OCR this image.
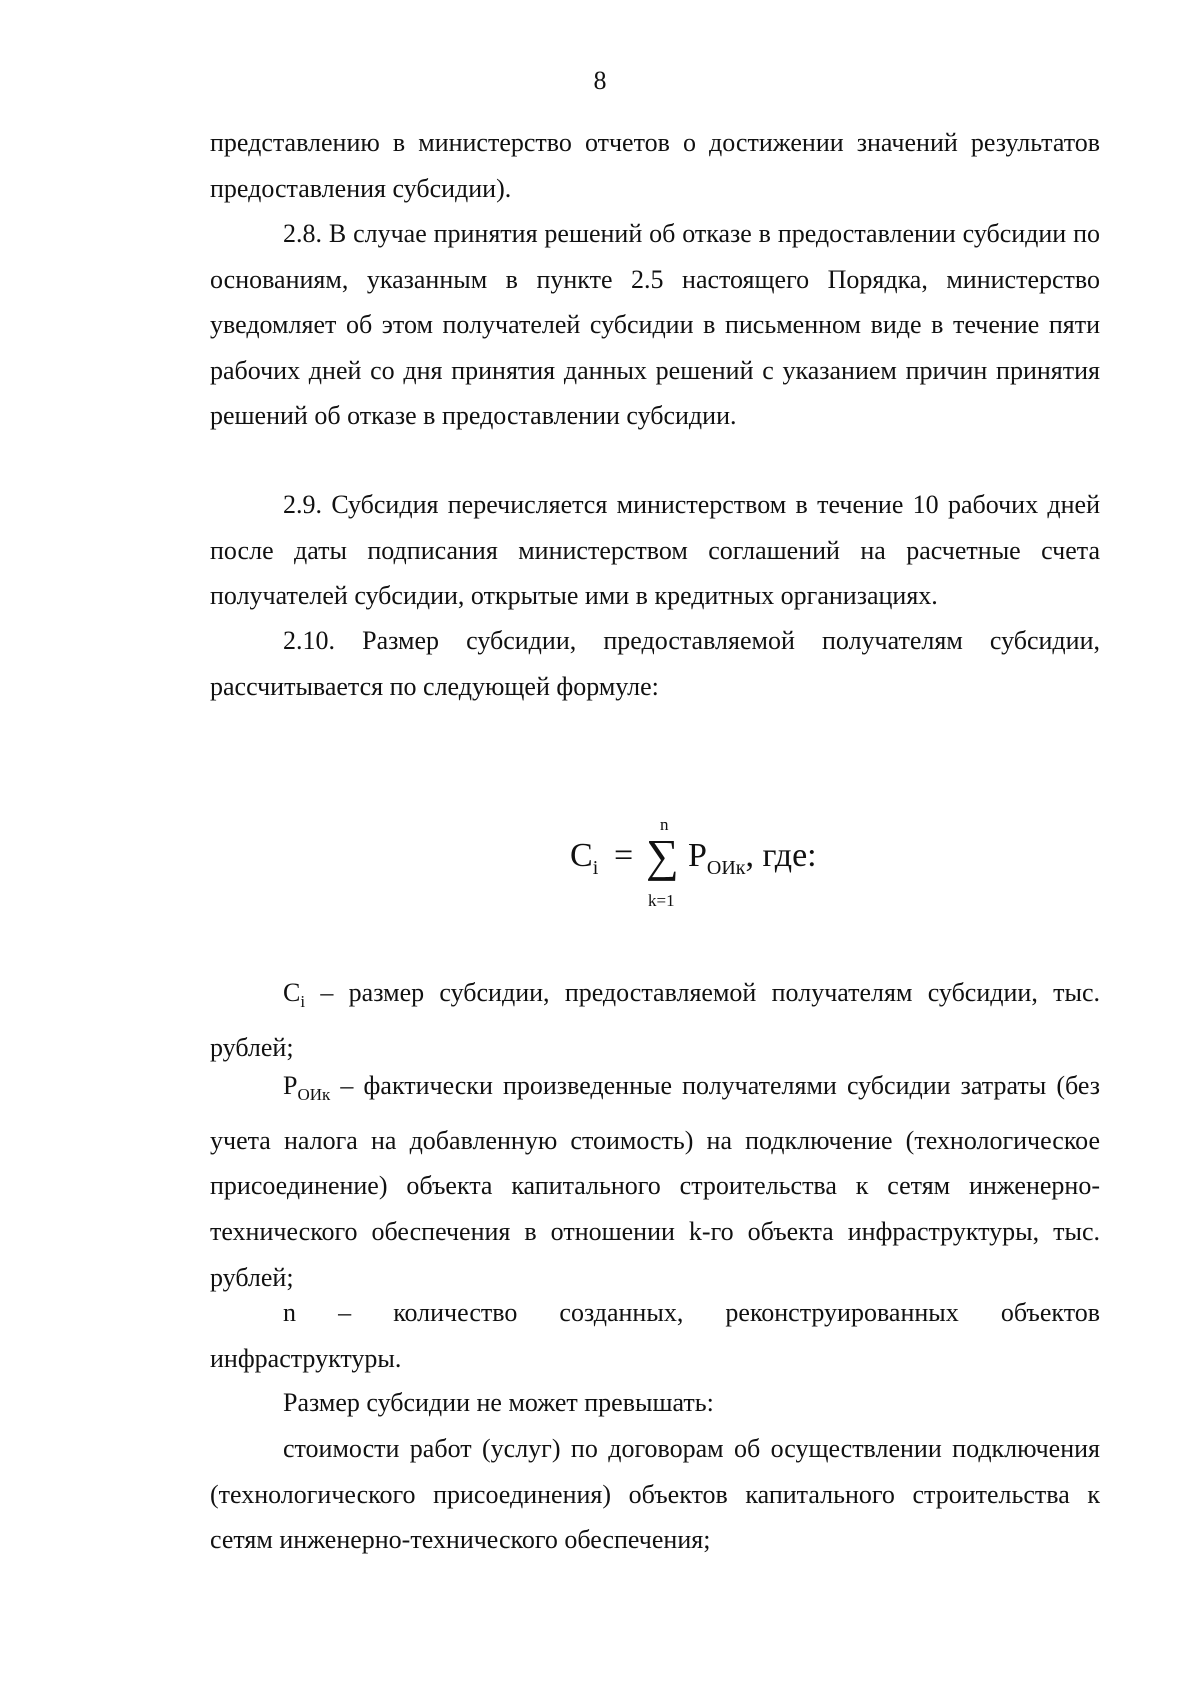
8

представлению в министерство отчетов о достижении значений результатов предоставления субсидии).

2.8. В случае принятия решений об отказе в предоставлении субсидии по основаниям, указанным в пункте 2.5 настоящего Порядка, министерство уведомляет об этом получателей субсидии в письменном виде в течение пяти рабочих дней со дня принятия данных решений с указанием причин принятия решений об отказе в предоставлении субсидии.

2.9. Субсидия перечисляется министерством в течение 10 рабочих дней после даты подписания министерством соглашений на расчетные счета получателей субсидии, открытые ими в кредитных организациях.

2.10. Размер субсидии, предоставляемой получателям субсидии, рассчитывается по следующей формуле:

$C_i$ =
n
∑
k=1
$P_{ОИк}$, где:

$C_i$ – размер субсидии, предоставляемой получателям субсидии, тыс. рублей;

$P_{ОИк}$ – фактически произведенные получателями субсидии затраты (без учета налога на добавленную стоимость) на подключение (технологическое присоединение) объекта капитального строительства к сетям инженерно-технического обеспечения в отношении k-го объекта инфраструктуры, тыс. рублей;

n – количество созданных, реконструированных объектов инфраструктуры.

Размер субсидии не может превышать:

стоимости работ (услуг) по договорам об осуществлении подключения (технологического присоединения) объектов капитального строительства к сетям инженерно-технического обеспечения;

____________

**DIRECTIONS**
All of the data needs repeating exactly, but the pictures do not.

**RESULT OF THE EXERCISE**
OCR this image.
8

представлению в министерство отчетов о достижении значений результатов предоставления субсидии).

2.8. В случае принятия решений об отказе в предоставлении субсидии по основаниям, указанным в пункте 2.5 настоящего Порядка, министерство уведомляет об этом получателей субсидии в письменном виде в течение пяти рабочих дней со дня принятия данных решений с указанием причин принятия решений об отказе в предоставлении субсидии.

2.9. Субсидия перечисляется министерством в течение 10 рабочих дней после даты подписания министерством соглашений на расчетные счета получателей субсидии, открытые ими в кредитных организациях.

2.10. Размер субсидии, предоставляемой получателям субсидии, рассчитывается по следующей формуле:

$C_i$ =
n
∑
k=1
$P_{ОИк}$, где:

$C_i$ – размер субсидии, предоставляемой получателям субсидии, тыс. рублей;

$P_{ОИк}$ – фактически произведенные получателями субсидии затраты (без учета налога на добавленную стоимость) на подключение (технологическое присоединение) объекта капитального строительства к сетям инженерно-технического обеспечения в отношении k-го объекта инфраструктуры, тыс. рублей;

n – количество созданных, реконструированных объектов инфраструктуры.

Размер субсидии не может превышать:

стоимости работ (услуг) по договорам об осуществлении подключения (технологического присоединения) объектов капитального строительства к сетям инженерно-технического обеспечения;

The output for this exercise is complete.